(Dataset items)
++++++++

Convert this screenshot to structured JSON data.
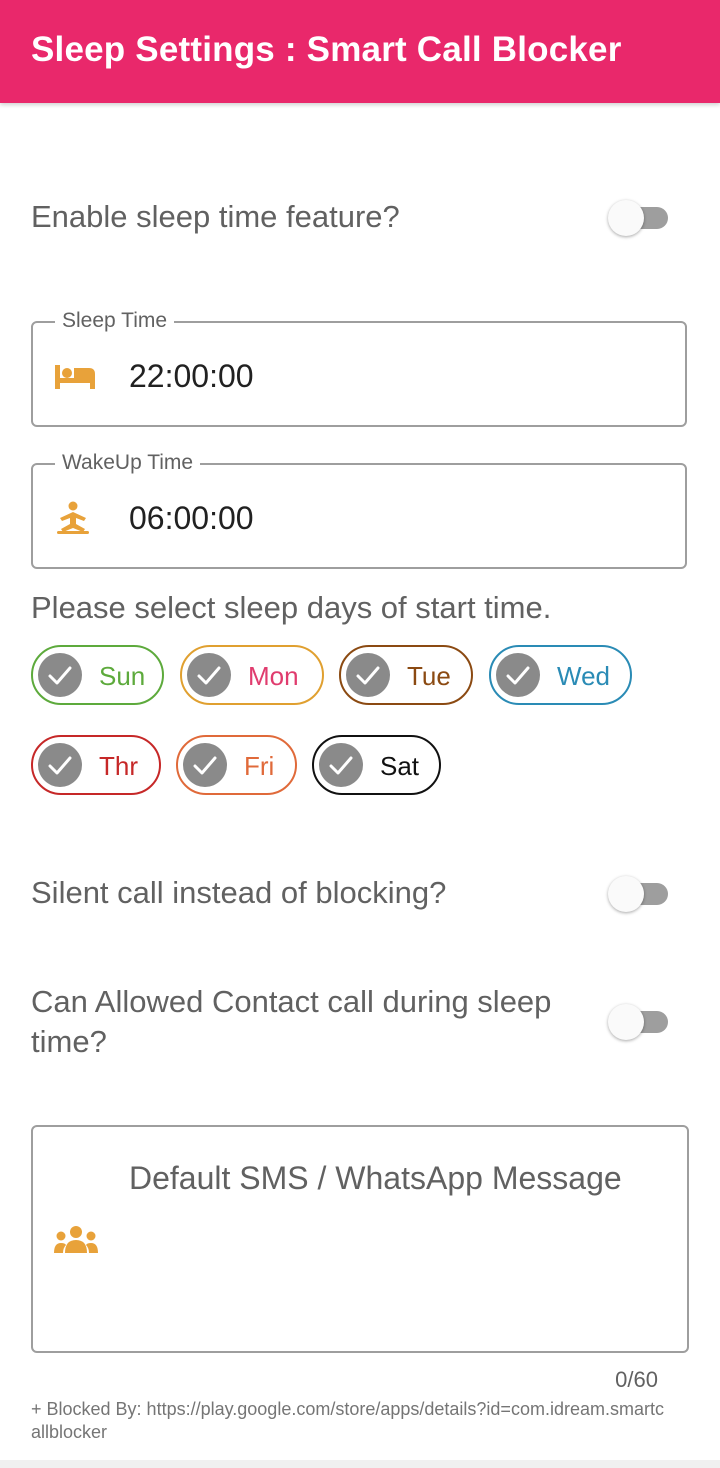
{
  "appbar": {
    "title": "Sleep Settings : Smart Call Blocker",
    "color": "#E9286B"
  },
  "enable_sleep": {
    "label": "Enable sleep time feature?",
    "checked": false
  },
  "sleep_time": {
    "label": "Sleep Time",
    "value": "22:00:00",
    "icon": "bed-icon"
  },
  "wakeup_time": {
    "label": "WakeUp Time",
    "value": "06:00:00",
    "icon": "meditation-icon"
  },
  "days": {
    "prompt": "Please select sleep days of start time.",
    "items": [
      {
        "label": "Sun",
        "color": "#5DAA3C",
        "selected": true
      },
      {
        "label": "Mon",
        "color": "#E0A030",
        "text_color": "#E03C6E",
        "selected": true
      },
      {
        "label": "Tue",
        "color": "#8B4A12",
        "selected": true
      },
      {
        "label": "Wed",
        "color": "#2A8BB5",
        "selected": true
      },
      {
        "label": "Thr",
        "color": "#C62828",
        "selected": true
      },
      {
        "label": "Fri",
        "color": "#E06A3A",
        "selected": true
      },
      {
        "label": "Sat",
        "color": "#111111",
        "selected": true
      }
    ]
  },
  "silent_call": {
    "label": "Silent call instead of blocking?",
    "checked": false
  },
  "allowed_contact": {
    "label": "Can Allowed Contact call during sleep time?",
    "checked": false
  },
  "message": {
    "placeholder": "Default SMS / WhatsApp Message",
    "counter": "0/60",
    "icon": "group-icon"
  },
  "footer": {
    "text": "+ Blocked By: https://play.google.com/store/apps/details?id=com.idream.smartcallblocker"
  },
  "accent_icon_color": "#E8A23A"
}
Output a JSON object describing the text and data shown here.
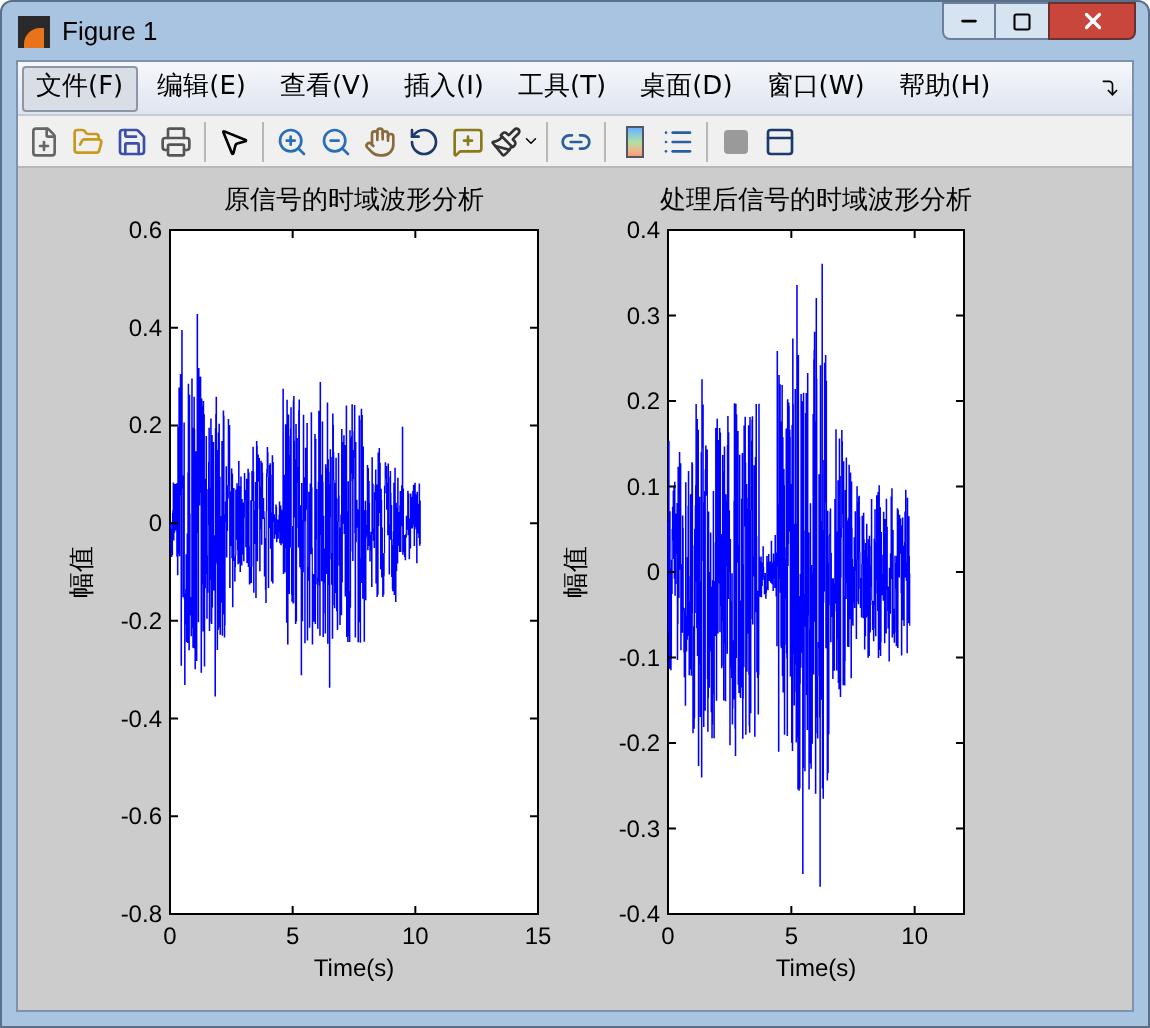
{
  "window": {
    "title": "Figure 1"
  },
  "menu": [
    {
      "label": "文件(F)",
      "selected": true
    },
    {
      "label": "编辑(E)",
      "selected": false
    },
    {
      "label": "查看(V)",
      "selected": false
    },
    {
      "label": "插入(I)",
      "selected": false
    },
    {
      "label": "工具(T)",
      "selected": false
    },
    {
      "label": "桌面(D)",
      "selected": false
    },
    {
      "label": "窗口(W)",
      "selected": false
    },
    {
      "label": "帮助(H)",
      "selected": false
    }
  ],
  "plots": [
    {
      "chart_data": {
        "type": "line",
        "title": "原信号的时域波形分析",
        "xlabel": "Time(s)",
        "ylabel": "幅值",
        "xlim": [
          0,
          15
        ],
        "ylim": [
          -0.8,
          0.6
        ],
        "xticks": [
          0,
          5,
          10,
          15
        ],
        "yticks": [
          -0.8,
          -0.6,
          -0.4,
          -0.2,
          0,
          0.2,
          0.4,
          0.6
        ]
      }
    },
    {
      "chart_data": {
        "type": "line",
        "title": "处理后信号的时域波形分析",
        "xlabel": "Time(s)",
        "ylabel": "幅值",
        "xlim": [
          0,
          12
        ],
        "ylim": [
          -0.4,
          0.4
        ],
        "xticks": [
          0,
          5,
          10
        ],
        "yticks": [
          -0.4,
          -0.3,
          -0.2,
          -0.1,
          0,
          0.1,
          0.2,
          0.3,
          0.4
        ]
      }
    }
  ]
}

++++++++

- Task goal: Pictures in the records above are left out; print everything else exactly as written.

- Exercise solution:
Convert this screenshot to structured JSON data.
{
  "appbar": {
    "title": "Sleep Settings : Smart Call Blocker",
    "color": "#E9286B"
  },
  "enable_sleep": {
    "label": "Enable sleep time feature?",
    "checked": false
  },
  "sleep_time": {
    "label": "Sleep Time",
    "value": "22:00:00",
    "icon": "bed-icon"
  },
  "wakeup_time": {
    "label": "WakeUp Time",
    "value": "06:00:00",
    "icon": "meditation-icon"
  },
  "days": {
    "prompt": "Please select sleep days of start time.",
    "items": [
      {
        "label": "Sun",
        "color": "#5DAA3C",
        "selected": true
      },
      {
        "label": "Mon",
        "color": "#E0A030",
        "text_color": "#E03C6E",
        "selected": true
      },
      {
        "label": "Tue",
        "color": "#8B4A12",
        "selected": true
      },
      {
        "label": "Wed",
        "color": "#2A8BB5",
        "selected": true
      },
      {
        "label": "Thr",
        "color": "#C62828",
        "selected": true
      },
      {
        "label": "Fri",
        "color": "#E06A3A",
        "selected": true
      },
      {
        "label": "Sat",
        "color": "#111111",
        "selected": true
      }
    ]
  },
  "silent_call": {
    "label": "Silent call instead of blocking?",
    "checked": false
  },
  "allowed_contact": {
    "label": "Can Allowed Contact call during sleep time?",
    "checked": false
  },
  "message": {
    "placeholder": "Default SMS / WhatsApp Message",
    "counter": "0/60",
    "icon": "group-icon"
  },
  "footer": {
    "text": "+ Blocked By: https://play.google.com/store/apps/details?id=com.idream.smartcallblocker"
  },
  "accent_icon_color": "#E8A23A"
}
Output a JSON object describing the text and data shown here.
{
  "window": {
    "title": "Figure 1"
  },
  "menu": [
    {
      "label": "文件(F)",
      "selected": true
    },
    {
      "label": "编辑(E)",
      "selected": false
    },
    {
      "label": "查看(V)",
      "selected": false
    },
    {
      "label": "插入(I)",
      "selected": false
    },
    {
      "label": "工具(T)",
      "selected": false
    },
    {
      "label": "桌面(D)",
      "selected": false
    },
    {
      "label": "窗口(W)",
      "selected": false
    },
    {
      "label": "帮助(H)",
      "selected": false
    }
  ],
  "plots": [
    {
      "chart_data": {
        "type": "line",
        "title": "原信号的时域波形分析",
        "xlabel": "Time(s)",
        "ylabel": "幅值",
        "xlim": [
          0,
          15
        ],
        "ylim": [
          -0.8,
          0.6
        ],
        "xticks": [
          0,
          5,
          10,
          15
        ],
        "yticks": [
          -0.8,
          -0.6,
          -0.4,
          -0.2,
          0,
          0.2,
          0.4,
          0.6
        ]
      }
    },
    {
      "chart_data": {
        "type": "line",
        "title": "处理后信号的时域波形分析",
        "xlabel": "Time(s)",
        "ylabel": "幅值",
        "xlim": [
          0,
          12
        ],
        "ylim": [
          -0.4,
          0.4
        ],
        "xticks": [
          0,
          5,
          10
        ],
        "yticks": [
          -0.4,
          -0.3,
          -0.2,
          -0.1,
          0,
          0.1,
          0.2,
          0.3,
          0.4
        ]
      }
    }
  ]
}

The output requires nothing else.